··· The records ···

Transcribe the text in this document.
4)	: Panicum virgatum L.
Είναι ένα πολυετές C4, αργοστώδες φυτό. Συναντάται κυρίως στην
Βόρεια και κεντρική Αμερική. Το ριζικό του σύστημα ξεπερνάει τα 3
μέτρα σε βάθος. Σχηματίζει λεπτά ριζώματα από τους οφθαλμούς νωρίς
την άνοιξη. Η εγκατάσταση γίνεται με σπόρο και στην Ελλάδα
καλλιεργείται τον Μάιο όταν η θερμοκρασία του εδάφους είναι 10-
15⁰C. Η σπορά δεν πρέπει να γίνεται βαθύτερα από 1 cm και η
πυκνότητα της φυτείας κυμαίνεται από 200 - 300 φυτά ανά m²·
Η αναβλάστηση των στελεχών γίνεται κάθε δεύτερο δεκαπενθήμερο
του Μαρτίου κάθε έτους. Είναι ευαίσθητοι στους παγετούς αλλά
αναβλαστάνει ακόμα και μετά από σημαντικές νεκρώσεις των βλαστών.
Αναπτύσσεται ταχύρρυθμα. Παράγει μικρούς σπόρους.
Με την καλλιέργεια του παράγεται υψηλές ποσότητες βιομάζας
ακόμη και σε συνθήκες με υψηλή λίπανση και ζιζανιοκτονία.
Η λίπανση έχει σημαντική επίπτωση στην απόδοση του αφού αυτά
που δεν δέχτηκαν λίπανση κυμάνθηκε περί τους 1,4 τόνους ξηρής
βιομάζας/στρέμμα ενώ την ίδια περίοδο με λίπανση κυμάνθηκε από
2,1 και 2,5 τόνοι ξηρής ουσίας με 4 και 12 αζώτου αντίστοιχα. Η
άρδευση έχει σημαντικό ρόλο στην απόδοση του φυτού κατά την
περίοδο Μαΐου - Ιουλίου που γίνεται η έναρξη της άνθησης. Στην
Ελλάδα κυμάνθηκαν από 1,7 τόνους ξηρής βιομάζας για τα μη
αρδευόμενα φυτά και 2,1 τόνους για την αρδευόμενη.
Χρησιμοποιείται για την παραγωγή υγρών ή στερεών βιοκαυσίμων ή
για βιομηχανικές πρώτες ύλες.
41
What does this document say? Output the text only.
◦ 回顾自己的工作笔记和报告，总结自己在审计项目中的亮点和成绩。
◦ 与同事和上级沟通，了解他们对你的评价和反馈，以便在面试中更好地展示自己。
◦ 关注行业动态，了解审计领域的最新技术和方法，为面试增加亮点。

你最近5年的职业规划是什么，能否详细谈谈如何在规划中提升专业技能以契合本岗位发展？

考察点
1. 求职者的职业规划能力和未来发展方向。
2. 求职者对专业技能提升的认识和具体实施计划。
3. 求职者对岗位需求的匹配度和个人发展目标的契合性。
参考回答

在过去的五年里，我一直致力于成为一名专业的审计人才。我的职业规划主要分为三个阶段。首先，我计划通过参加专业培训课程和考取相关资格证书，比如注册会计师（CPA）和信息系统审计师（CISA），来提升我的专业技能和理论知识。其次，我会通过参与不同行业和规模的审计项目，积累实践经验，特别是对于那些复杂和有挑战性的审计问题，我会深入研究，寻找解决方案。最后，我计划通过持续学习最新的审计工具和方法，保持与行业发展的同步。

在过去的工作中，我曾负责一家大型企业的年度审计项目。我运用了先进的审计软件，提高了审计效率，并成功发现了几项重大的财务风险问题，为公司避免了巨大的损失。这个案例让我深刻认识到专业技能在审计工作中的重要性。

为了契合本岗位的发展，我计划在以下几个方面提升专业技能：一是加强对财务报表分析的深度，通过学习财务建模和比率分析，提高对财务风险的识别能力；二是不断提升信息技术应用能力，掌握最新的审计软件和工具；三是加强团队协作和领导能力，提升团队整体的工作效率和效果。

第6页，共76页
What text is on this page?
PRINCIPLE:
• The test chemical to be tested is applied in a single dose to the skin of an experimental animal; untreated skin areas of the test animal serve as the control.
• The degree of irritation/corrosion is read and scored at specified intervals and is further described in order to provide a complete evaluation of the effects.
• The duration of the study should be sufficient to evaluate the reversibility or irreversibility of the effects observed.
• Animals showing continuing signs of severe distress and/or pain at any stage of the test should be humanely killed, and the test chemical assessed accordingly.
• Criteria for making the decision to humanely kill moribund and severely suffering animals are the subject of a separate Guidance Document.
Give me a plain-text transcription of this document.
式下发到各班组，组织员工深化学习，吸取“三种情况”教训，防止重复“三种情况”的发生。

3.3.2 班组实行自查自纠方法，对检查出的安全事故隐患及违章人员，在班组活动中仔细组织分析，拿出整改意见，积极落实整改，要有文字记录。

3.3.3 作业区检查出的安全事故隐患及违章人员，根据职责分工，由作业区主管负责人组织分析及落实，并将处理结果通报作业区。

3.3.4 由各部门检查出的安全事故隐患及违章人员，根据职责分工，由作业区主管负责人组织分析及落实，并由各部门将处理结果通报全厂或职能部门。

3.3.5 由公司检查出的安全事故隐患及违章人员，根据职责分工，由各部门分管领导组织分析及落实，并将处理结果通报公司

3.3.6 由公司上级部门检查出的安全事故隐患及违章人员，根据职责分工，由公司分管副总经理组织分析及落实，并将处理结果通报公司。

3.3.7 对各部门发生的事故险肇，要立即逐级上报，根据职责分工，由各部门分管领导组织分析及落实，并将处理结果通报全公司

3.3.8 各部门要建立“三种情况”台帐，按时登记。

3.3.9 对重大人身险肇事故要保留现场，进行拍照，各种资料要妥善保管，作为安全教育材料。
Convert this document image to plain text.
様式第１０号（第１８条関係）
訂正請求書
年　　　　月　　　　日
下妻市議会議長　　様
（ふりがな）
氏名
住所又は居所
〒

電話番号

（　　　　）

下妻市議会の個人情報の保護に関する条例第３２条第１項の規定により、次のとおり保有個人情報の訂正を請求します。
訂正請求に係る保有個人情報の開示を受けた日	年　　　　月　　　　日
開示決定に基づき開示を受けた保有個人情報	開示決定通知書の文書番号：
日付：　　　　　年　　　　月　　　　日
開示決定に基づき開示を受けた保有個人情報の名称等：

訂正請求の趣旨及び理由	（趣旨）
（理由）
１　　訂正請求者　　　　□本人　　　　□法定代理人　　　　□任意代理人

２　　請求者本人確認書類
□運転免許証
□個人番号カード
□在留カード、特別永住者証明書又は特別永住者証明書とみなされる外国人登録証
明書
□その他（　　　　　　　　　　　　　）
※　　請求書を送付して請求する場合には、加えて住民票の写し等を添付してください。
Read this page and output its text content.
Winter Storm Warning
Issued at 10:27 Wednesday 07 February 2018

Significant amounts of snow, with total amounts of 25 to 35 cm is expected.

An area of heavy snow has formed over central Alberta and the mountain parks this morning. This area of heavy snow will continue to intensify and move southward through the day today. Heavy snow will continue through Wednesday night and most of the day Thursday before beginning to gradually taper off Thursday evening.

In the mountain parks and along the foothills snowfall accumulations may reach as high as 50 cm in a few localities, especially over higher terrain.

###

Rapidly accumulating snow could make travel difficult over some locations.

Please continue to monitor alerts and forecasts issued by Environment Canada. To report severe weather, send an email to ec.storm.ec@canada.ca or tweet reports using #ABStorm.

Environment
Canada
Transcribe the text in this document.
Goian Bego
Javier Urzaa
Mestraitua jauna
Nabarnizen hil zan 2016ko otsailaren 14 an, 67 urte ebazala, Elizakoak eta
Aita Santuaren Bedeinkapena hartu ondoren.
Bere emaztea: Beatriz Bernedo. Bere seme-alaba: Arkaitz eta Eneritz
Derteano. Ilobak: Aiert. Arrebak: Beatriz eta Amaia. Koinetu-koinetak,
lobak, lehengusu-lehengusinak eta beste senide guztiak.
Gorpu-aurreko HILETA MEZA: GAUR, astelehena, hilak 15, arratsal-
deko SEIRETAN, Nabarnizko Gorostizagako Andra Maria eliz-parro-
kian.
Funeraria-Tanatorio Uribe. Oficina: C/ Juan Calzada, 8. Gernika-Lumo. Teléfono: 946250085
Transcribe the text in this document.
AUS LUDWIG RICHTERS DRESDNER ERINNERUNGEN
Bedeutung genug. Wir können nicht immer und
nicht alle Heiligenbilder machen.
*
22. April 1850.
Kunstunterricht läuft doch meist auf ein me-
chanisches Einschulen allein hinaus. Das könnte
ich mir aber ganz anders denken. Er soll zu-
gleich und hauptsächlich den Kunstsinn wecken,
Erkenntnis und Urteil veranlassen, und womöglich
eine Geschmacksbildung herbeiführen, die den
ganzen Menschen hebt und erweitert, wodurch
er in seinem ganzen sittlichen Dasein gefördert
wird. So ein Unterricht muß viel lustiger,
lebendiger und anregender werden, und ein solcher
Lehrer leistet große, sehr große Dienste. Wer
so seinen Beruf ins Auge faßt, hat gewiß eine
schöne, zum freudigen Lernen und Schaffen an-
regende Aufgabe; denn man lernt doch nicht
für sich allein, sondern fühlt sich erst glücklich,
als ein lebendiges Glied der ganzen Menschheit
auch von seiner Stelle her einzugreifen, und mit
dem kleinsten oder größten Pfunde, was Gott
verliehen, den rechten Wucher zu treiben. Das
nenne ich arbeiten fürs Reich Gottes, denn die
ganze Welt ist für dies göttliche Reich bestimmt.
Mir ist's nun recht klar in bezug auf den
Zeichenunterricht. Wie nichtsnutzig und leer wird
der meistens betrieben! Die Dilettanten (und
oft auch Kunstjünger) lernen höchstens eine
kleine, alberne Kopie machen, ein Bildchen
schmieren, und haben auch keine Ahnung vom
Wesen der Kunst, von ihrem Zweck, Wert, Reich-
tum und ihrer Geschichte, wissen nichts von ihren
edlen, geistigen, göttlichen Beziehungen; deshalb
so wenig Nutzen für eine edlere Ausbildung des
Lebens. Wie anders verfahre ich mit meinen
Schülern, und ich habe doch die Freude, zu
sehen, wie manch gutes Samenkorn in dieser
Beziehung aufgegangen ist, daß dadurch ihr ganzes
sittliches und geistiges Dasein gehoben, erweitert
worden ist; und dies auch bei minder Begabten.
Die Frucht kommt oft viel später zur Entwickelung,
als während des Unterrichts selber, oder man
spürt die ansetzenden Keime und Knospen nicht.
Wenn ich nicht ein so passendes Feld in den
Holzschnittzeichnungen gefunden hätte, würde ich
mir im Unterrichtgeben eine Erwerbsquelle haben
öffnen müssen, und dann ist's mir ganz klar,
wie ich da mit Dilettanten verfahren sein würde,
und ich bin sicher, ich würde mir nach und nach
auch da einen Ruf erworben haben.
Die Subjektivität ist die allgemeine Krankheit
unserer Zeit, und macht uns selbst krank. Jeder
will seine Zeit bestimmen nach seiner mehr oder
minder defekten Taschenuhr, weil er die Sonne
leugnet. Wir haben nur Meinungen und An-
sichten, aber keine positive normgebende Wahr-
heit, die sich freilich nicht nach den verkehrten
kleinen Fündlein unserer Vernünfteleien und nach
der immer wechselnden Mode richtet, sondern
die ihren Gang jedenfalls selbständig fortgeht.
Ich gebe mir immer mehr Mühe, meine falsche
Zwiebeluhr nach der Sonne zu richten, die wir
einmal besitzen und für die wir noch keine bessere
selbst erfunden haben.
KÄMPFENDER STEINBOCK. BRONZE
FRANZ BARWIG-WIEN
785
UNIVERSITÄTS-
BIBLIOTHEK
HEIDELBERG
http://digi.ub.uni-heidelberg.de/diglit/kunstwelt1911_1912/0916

···

Out of the material above, gather each line where "κάθε" appears.

Η αναβλάστηση των στελεχών γίνεται κάθε δεύτερο δεκαπενθήμερο
του Μαρτίου κάθε έτους. Είναι ευαίσθητοι στους παγετούς αλλά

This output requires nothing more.